>> begin

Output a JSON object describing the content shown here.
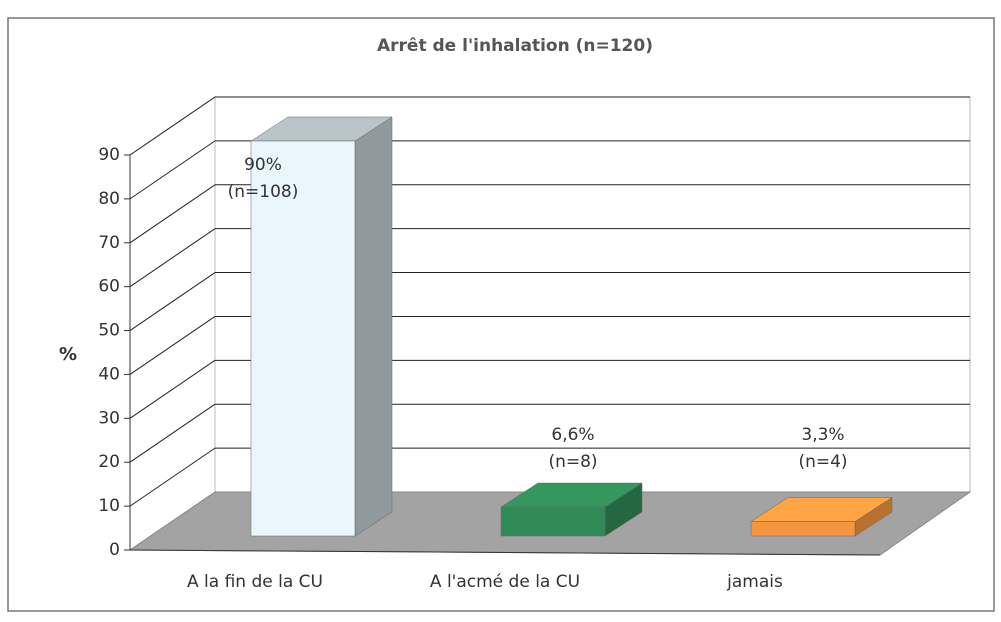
{
  "chart_data": {
    "type": "bar3d",
    "title": "Arrêt de l'inhalation (n=120)",
    "y_label": "%",
    "categories": [
      "A la fin de la CU",
      "A l'acmé de la CU",
      "jamais"
    ],
    "values": [
      90,
      6.6,
      3.3
    ],
    "value_labels": [
      "90%",
      "6,6%",
      "3,3%"
    ],
    "n_labels": [
      "(n=108)",
      "(n=8)",
      "(n=4)"
    ],
    "colors": [
      "#e9f6fb",
      "#2f8a55",
      "#f5963e"
    ],
    "ylim": [
      0,
      90
    ],
    "yticks": [
      0,
      10,
      20,
      30,
      40,
      50,
      60,
      70,
      80,
      90
    ],
    "grid": true
  }
}
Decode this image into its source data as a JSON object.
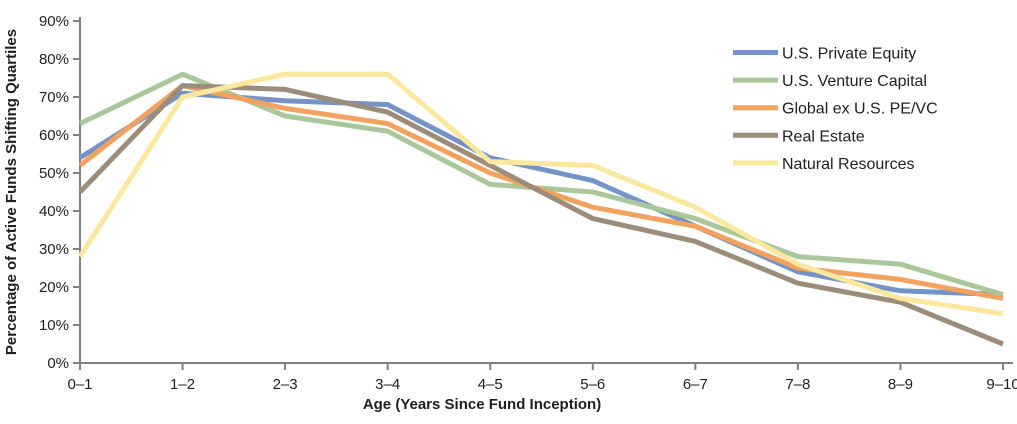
{
  "chart_data": {
    "type": "line",
    "title": "",
    "xlabel": "Age (Years Since Fund Inception)",
    "ylabel": "Percentage of Active Funds Shifting Quartiles",
    "categories": [
      "0–1",
      "1–2",
      "2–3",
      "3–4",
      "4–5",
      "5–6",
      "6–7",
      "7–8",
      "8–9",
      "9–10"
    ],
    "series": [
      {
        "name": "U.S. Private Equity",
        "color": "#7494C8",
        "values": [
          54,
          71,
          69,
          68,
          54,
          48,
          36,
          24,
          19,
          18
        ]
      },
      {
        "name": "U.S. Venture Capital",
        "color": "#A9C79B",
        "values": [
          63,
          76,
          65,
          61,
          47,
          45,
          38,
          28,
          26,
          18
        ]
      },
      {
        "name": "Global ex U.S. PE/VC",
        "color": "#F2A25F",
        "values": [
          52,
          73,
          67,
          63,
          50,
          41,
          36,
          25,
          22,
          17
        ]
      },
      {
        "name": "Real Estate",
        "color": "#9C8C7A",
        "values": [
          45,
          73,
          72,
          66,
          52,
          38,
          32,
          21,
          16,
          5
        ]
      },
      {
        "name": "Natural Resources",
        "color": "#FCE79F",
        "values": [
          28,
          70,
          76,
          76,
          53,
          52,
          41,
          26,
          17,
          13
        ]
      }
    ],
    "ylim": [
      0,
      90
    ],
    "ytick_step": 10,
    "y_tick_labels": [
      "0%",
      "10%",
      "20%",
      "30%",
      "40%",
      "50%",
      "60%",
      "70%",
      "80%",
      "90%"
    ],
    "grid": false,
    "legend_position": "right-top",
    "line_width": 5,
    "axis_color": "#808080",
    "text_color": "#1f1f1f"
  }
}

>> end

# Problem statement
Gather and copy every line of the data in which the string "JSON" is found.

# Result for this exercise
Output a JSON object describing the content shown here.
Decode this image into its source data as a JSON object.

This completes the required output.